EXTRACTED RECORDS:
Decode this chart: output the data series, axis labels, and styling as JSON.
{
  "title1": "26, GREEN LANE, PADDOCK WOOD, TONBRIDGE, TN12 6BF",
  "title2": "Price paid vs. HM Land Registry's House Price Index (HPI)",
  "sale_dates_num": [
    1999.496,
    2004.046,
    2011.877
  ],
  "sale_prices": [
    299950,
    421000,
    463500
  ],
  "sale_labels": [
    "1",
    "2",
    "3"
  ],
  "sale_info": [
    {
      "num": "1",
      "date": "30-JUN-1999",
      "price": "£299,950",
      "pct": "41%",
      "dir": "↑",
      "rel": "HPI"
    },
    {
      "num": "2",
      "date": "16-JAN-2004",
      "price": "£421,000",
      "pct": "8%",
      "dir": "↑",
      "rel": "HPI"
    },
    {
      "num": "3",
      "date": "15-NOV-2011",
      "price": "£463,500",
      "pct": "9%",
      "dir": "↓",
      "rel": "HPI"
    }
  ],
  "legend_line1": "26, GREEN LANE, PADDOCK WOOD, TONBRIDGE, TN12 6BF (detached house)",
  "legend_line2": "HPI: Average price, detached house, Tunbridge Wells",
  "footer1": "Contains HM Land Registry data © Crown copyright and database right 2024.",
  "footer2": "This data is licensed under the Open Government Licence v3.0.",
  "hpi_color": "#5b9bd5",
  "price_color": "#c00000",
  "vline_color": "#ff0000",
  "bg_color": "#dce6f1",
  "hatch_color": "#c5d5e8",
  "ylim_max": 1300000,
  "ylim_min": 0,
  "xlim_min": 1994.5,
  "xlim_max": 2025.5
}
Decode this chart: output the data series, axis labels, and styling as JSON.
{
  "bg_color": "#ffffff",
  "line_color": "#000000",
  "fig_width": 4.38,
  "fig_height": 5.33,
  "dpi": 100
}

DESCRIPTION OF THE TASK:
Transcribe the whole listing exactly.

RESULT:
Decode this chart: output the data series, axis labels, and styling as JSON.
{
  "title1": "26, GREEN LANE, PADDOCK WOOD, TONBRIDGE, TN12 6BF",
  "title2": "Price paid vs. HM Land Registry's House Price Index (HPI)",
  "sale_dates_num": [
    1999.496,
    2004.046,
    2011.877
  ],
  "sale_prices": [
    299950,
    421000,
    463500
  ],
  "sale_labels": [
    "1",
    "2",
    "3"
  ],
  "sale_info": [
    {
      "num": "1",
      "date": "30-JUN-1999",
      "price": "£299,950",
      "pct": "41%",
      "dir": "↑",
      "rel": "HPI"
    },
    {
      "num": "2",
      "date": "16-JAN-2004",
      "price": "£421,000",
      "pct": "8%",
      "dir": "↑",
      "rel": "HPI"
    },
    {
      "num": "3",
      "date": "15-NOV-2011",
      "price": "£463,500",
      "pct": "9%",
      "dir": "↓",
      "rel": "HPI"
    }
  ],
  "legend_line1": "26, GREEN LANE, PADDOCK WOOD, TONBRIDGE, TN12 6BF (detached house)",
  "legend_line2": "HPI: Average price, detached house, Tunbridge Wells",
  "footer1": "Contains HM Land Registry data © Crown copyright and database right 2024.",
  "footer2": "This data is licensed under the Open Government Licence v3.0.",
  "hpi_color": "#5b9bd5",
  "price_color": "#c00000",
  "vline_color": "#ff0000",
  "bg_color": "#dce6f1",
  "hatch_color": "#c5d5e8",
  "ylim_max": 1300000,
  "ylim_min": 0,
  "xlim_min": 1994.5,
  "xlim_max": 2025.5
}
Decode this chart: output the data series, axis labels, and styling as JSON.
{
  "bg_color": "#ffffff",
  "line_color": "#000000",
  "fig_width": 4.38,
  "fig_height": 5.33,
  "dpi": 100
}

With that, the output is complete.